-- start of Provided entries --

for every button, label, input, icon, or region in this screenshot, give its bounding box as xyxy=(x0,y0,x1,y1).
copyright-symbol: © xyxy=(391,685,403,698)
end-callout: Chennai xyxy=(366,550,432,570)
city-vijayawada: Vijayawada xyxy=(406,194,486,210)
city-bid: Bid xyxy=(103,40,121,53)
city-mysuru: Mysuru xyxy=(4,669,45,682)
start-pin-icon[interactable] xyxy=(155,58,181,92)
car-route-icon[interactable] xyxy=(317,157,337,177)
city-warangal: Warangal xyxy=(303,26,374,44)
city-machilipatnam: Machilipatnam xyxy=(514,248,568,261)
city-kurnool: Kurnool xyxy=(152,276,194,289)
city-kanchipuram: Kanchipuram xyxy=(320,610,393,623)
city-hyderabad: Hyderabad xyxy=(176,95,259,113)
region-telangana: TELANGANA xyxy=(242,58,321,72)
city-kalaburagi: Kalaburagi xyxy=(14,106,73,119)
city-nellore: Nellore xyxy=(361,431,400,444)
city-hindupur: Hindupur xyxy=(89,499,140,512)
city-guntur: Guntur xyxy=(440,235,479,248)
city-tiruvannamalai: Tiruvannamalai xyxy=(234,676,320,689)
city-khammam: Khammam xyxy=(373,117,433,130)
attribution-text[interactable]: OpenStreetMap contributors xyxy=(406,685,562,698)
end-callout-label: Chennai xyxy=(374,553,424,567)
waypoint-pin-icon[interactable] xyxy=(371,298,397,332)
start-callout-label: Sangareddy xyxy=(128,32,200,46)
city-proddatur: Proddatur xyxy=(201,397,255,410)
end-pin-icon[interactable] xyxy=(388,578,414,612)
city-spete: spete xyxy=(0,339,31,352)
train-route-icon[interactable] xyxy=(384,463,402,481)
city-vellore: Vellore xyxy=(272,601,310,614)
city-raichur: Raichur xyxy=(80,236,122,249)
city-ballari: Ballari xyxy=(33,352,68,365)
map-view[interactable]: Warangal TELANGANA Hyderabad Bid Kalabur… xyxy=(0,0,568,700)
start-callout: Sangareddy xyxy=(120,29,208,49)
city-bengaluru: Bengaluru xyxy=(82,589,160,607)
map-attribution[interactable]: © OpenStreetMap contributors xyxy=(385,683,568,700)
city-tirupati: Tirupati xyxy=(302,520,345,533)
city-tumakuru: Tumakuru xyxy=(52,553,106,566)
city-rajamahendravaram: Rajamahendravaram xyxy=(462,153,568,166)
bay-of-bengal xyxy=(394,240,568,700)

-- end of Provided entries --

■ Your task: Print the entries word for word, starting at the beginning and ending with the line that contains "city-khammam: Khammam xyxy=(373,117,433,130)".

■ Solution to this exercise:
for every button, label, input, icon, or region in this screenshot, give its bounding box as xyxy=(x0,y0,x1,y1).
copyright-symbol: © xyxy=(391,685,403,698)
end-callout: Chennai xyxy=(366,550,432,570)
city-vijayawada: Vijayawada xyxy=(406,194,486,210)
city-bid: Bid xyxy=(103,40,121,53)
city-mysuru: Mysuru xyxy=(4,669,45,682)
start-pin-icon[interactable] xyxy=(155,58,181,92)
car-route-icon[interactable] xyxy=(317,157,337,177)
city-warangal: Warangal xyxy=(303,26,374,44)
city-machilipatnam: Machilipatnam xyxy=(514,248,568,261)
city-kurnool: Kurnool xyxy=(152,276,194,289)
city-kanchipuram: Kanchipuram xyxy=(320,610,393,623)
city-hyderabad: Hyderabad xyxy=(176,95,259,113)
region-telangana: TELANGANA xyxy=(242,58,321,72)
city-kalaburagi: Kalaburagi xyxy=(14,106,73,119)
city-nellore: Nellore xyxy=(361,431,400,444)
city-hindupur: Hindupur xyxy=(89,499,140,512)
city-guntur: Guntur xyxy=(440,235,479,248)
city-tiruvannamalai: Tiruvannamalai xyxy=(234,676,320,689)
city-khammam: Khammam xyxy=(373,117,433,130)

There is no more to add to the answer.